Work required.
Write out each line beneath this one exactly as it reads.

——

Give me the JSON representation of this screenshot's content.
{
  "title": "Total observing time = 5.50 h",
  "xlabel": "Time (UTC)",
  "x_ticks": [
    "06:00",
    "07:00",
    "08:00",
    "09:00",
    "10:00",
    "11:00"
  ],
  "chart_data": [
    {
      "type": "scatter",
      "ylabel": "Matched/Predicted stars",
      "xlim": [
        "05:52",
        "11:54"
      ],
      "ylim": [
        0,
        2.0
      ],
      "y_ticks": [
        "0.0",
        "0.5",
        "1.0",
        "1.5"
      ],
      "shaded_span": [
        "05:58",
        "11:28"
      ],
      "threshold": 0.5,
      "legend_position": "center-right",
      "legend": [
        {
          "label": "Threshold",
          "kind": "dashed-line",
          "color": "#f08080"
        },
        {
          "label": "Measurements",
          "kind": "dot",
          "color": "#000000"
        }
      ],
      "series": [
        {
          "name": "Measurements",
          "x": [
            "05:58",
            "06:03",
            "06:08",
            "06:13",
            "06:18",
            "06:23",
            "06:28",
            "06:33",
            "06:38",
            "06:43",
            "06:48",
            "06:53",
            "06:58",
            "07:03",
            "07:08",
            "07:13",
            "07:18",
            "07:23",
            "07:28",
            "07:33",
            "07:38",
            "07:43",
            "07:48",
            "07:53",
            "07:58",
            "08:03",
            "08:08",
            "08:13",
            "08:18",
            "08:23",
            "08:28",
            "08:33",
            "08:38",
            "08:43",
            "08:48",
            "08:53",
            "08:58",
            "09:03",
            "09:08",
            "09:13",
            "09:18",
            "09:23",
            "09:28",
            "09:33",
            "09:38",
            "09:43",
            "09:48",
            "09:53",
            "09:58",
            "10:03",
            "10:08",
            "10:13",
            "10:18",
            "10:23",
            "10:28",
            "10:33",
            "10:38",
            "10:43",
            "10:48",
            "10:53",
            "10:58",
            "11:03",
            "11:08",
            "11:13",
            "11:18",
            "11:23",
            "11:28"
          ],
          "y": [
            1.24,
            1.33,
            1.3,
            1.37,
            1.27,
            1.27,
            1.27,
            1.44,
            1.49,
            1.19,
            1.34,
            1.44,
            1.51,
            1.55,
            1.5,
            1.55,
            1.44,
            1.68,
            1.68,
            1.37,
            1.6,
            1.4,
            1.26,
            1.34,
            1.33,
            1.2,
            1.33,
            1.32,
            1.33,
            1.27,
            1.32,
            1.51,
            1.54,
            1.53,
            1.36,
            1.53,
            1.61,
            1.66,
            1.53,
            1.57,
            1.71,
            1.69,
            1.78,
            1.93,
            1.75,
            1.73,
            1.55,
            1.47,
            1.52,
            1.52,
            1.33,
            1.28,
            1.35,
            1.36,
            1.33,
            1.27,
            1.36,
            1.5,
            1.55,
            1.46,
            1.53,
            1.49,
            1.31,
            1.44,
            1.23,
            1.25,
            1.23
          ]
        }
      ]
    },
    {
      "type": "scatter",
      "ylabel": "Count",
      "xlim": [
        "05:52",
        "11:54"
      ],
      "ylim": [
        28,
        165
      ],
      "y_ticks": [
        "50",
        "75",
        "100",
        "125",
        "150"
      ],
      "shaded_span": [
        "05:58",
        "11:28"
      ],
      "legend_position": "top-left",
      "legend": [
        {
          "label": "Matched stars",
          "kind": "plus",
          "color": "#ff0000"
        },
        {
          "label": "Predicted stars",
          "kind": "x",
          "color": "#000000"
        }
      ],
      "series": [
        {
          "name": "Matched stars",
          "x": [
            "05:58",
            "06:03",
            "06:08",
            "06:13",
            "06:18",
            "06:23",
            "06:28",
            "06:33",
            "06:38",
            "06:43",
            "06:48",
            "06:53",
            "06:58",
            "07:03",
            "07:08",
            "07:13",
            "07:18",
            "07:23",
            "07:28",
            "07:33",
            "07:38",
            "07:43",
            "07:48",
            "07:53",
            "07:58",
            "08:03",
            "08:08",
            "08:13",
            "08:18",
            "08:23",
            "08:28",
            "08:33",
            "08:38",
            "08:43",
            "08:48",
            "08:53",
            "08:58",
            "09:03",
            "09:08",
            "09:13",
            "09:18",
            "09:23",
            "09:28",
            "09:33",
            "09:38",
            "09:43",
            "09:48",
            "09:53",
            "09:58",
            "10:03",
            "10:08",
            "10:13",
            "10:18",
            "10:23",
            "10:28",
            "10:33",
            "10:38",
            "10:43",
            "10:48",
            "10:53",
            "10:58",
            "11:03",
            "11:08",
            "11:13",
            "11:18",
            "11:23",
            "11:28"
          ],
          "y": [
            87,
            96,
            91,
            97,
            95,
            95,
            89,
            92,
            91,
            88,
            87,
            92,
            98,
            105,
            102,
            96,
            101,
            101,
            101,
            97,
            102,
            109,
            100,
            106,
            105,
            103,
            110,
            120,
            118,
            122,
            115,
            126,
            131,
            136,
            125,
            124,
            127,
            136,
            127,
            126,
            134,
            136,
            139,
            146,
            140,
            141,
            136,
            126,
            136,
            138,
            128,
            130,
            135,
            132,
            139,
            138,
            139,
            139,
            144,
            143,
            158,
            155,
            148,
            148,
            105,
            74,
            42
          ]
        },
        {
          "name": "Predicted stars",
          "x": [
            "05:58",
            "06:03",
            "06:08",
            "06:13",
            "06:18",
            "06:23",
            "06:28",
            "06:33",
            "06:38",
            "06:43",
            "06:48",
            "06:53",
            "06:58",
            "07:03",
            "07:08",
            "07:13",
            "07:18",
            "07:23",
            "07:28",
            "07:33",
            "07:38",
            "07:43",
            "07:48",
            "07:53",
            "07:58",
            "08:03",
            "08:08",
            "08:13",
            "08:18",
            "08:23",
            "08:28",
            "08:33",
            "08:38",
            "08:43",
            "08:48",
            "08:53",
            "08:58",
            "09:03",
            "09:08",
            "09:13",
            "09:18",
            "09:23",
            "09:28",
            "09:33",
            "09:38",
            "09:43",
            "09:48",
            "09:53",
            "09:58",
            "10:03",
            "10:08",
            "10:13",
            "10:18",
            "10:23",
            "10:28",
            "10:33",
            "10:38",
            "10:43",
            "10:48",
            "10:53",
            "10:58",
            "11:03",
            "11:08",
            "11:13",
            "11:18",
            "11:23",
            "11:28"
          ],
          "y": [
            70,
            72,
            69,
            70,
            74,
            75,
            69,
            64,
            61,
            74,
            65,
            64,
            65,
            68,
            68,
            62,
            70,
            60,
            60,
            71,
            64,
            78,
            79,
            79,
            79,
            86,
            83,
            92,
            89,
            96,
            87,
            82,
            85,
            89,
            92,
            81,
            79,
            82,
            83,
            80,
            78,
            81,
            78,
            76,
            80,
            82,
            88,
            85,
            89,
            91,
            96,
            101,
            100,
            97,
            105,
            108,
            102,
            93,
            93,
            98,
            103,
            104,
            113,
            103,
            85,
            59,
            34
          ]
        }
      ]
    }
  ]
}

——

Response to the task.
Give me the JSON representation of this screenshot's content.
{
  "title": "Total observing time = 5.50 h",
  "xlabel": "Time (UTC)",
  "x_ticks": [
    "06:00",
    "07:00",
    "08:00",
    "09:00",
    "10:00",
    "11:00"
  ],
  "chart_data": [
    {
      "type": "scatter",
      "ylabel": "Matched/Predicted stars",
      "xlim": [
        "05:52",
        "11:54"
      ],
      "ylim": [
        0,
        2.0
      ],
      "y_ticks": [
        "0.0",
        "0.5",
        "1.0",
        "1.5"
      ],
      "shaded_span": [
        "05:58",
        "11:28"
      ],
      "threshold": 0.5,
      "legend_position": "center-right",
      "legend": [
        {
          "label": "Threshold",
          "kind": "dashed-line",
          "color": "#f08080"
        },
        {
          "label": "Measurements",
          "kind": "dot",
          "color": "#000000"
        }
      ],
      "series": [
        {
          "name": "Measurements",
          "x": [
            "05:58",
            "06:03",
            "06:08",
            "06:13",
            "06:18",
            "06:23",
            "06:28",
            "06:33",
            "06:38",
            "06:43",
            "06:48",
            "06:53",
            "06:58",
            "07:03",
            "07:08",
            "07:13",
            "07:18",
            "07:23",
            "07:28",
            "07:33",
            "07:38",
            "07:43",
            "07:48",
            "07:53",
            "07:58",
            "08:03",
            "08:08",
            "08:13",
            "08:18",
            "08:23",
            "08:28",
            "08:33",
            "08:38",
            "08:43",
            "08:48",
            "08:53",
            "08:58",
            "09:03",
            "09:08",
            "09:13",
            "09:18",
            "09:23",
            "09:28",
            "09:33",
            "09:38",
            "09:43",
            "09:48",
            "09:53",
            "09:58",
            "10:03",
            "10:08",
            "10:13",
            "10:18",
            "10:23",
            "10:28",
            "10:33",
            "10:38",
            "10:43",
            "10:48",
            "10:53",
            "10:58",
            "11:03",
            "11:08",
            "11:13",
            "11:18",
            "11:23",
            "11:28"
          ],
          "y": [
            1.24,
            1.33,
            1.3,
            1.37,
            1.27,
            1.27,
            1.27,
            1.44,
            1.49,
            1.19,
            1.34,
            1.44,
            1.51,
            1.55,
            1.5,
            1.55,
            1.44,
            1.68,
            1.68,
            1.37,
            1.6,
            1.4,
            1.26,
            1.34,
            1.33,
            1.2,
            1.33,
            1.32,
            1.33,
            1.27,
            1.32,
            1.51,
            1.54,
            1.53,
            1.36,
            1.53,
            1.61,
            1.66,
            1.53,
            1.57,
            1.71,
            1.69,
            1.78,
            1.93,
            1.75,
            1.73,
            1.55,
            1.47,
            1.52,
            1.52,
            1.33,
            1.28,
            1.35,
            1.36,
            1.33,
            1.27,
            1.36,
            1.5,
            1.55,
            1.46,
            1.53,
            1.49,
            1.31,
            1.44,
            1.23,
            1.25,
            1.23
          ]
        }
      ]
    },
    {
      "type": "scatter",
      "ylabel": "Count",
      "xlim": [
        "05:52",
        "11:54"
      ],
      "ylim": [
        28,
        165
      ],
      "y_ticks": [
        "50",
        "75",
        "100",
        "125",
        "150"
      ],
      "shaded_span": [
        "05:58",
        "11:28"
      ],
      "legend_position": "top-left",
      "legend": [
        {
          "label": "Matched stars",
          "kind": "plus",
          "color": "#ff0000"
        },
        {
          "label": "Predicted stars",
          "kind": "x",
          "color": "#000000"
        }
      ],
      "series": [
        {
          "name": "Matched stars",
          "x": [
            "05:58",
            "06:03",
            "06:08",
            "06:13",
            "06:18",
            "06:23",
            "06:28",
            "06:33",
            "06:38",
            "06:43",
            "06:48",
            "06:53",
            "06:58",
            "07:03",
            "07:08",
            "07:13",
            "07:18",
            "07:23",
            "07:28",
            "07:33",
            "07:38",
            "07:43",
            "07:48",
            "07:53",
            "07:58",
            "08:03",
            "08:08",
            "08:13",
            "08:18",
            "08:23",
            "08:28",
            "08:33",
            "08:38",
            "08:43",
            "08:48",
            "08:53",
            "08:58",
            "09:03",
            "09:08",
            "09:13",
            "09:18",
            "09:23",
            "09:28",
            "09:33",
            "09:38",
            "09:43",
            "09:48",
            "09:53",
            "09:58",
            "10:03",
            "10:08",
            "10:13",
            "10:18",
            "10:23",
            "10:28",
            "10:33",
            "10:38",
            "10:43",
            "10:48",
            "10:53",
            "10:58",
            "11:03",
            "11:08",
            "11:13",
            "11:18",
            "11:23",
            "11:28"
          ],
          "y": [
            87,
            96,
            91,
            97,
            95,
            95,
            89,
            92,
            91,
            88,
            87,
            92,
            98,
            105,
            102,
            96,
            101,
            101,
            101,
            97,
            102,
            109,
            100,
            106,
            105,
            103,
            110,
            120,
            118,
            122,
            115,
            126,
            131,
            136,
            125,
            124,
            127,
            136,
            127,
            126,
            134,
            136,
            139,
            146,
            140,
            141,
            136,
            126,
            136,
            138,
            128,
            130,
            135,
            132,
            139,
            138,
            139,
            139,
            144,
            143,
            158,
            155,
            148,
            148,
            105,
            74,
            42
          ]
        },
        {
          "name": "Predicted stars",
          "x": [
            "05:58",
            "06:03",
            "06:08",
            "06:13",
            "06:18",
            "06:23",
            "06:28",
            "06:33",
            "06:38",
            "06:43",
            "06:48",
            "06:53",
            "06:58",
            "07:03",
            "07:08",
            "07:13",
            "07:18",
            "07:23",
            "07:28",
            "07:33",
            "07:38",
            "07:43",
            "07:48",
            "07:53",
            "07:58",
            "08:03",
            "08:08",
            "08:13",
            "08:18",
            "08:23",
            "08:28",
            "08:33",
            "08:38",
            "08:43",
            "08:48",
            "08:53",
            "08:58",
            "09:03",
            "09:08",
            "09:13",
            "09:18",
            "09:23",
            "09:28",
            "09:33",
            "09:38",
            "09:43",
            "09:48",
            "09:53",
            "09:58",
            "10:03",
            "10:08",
            "10:13",
            "10:18",
            "10:23",
            "10:28",
            "10:33",
            "10:38",
            "10:43",
            "10:48",
            "10:53",
            "10:58",
            "11:03",
            "11:08",
            "11:13",
            "11:18",
            "11:23",
            "11:28"
          ],
          "y": [
            70,
            72,
            69,
            70,
            74,
            75,
            69,
            64,
            61,
            74,
            65,
            64,
            65,
            68,
            68,
            62,
            70,
            60,
            60,
            71,
            64,
            78,
            79,
            79,
            79,
            86,
            83,
            92,
            89,
            96,
            87,
            82,
            85,
            89,
            92,
            81,
            79,
            82,
            83,
            80,
            78,
            81,
            78,
            76,
            80,
            82,
            88,
            85,
            89,
            91,
            96,
            101,
            100,
            97,
            105,
            108,
            102,
            93,
            93,
            98,
            103,
            104,
            113,
            103,
            85,
            59,
            34
          ]
        }
      ]
    }
  ]
}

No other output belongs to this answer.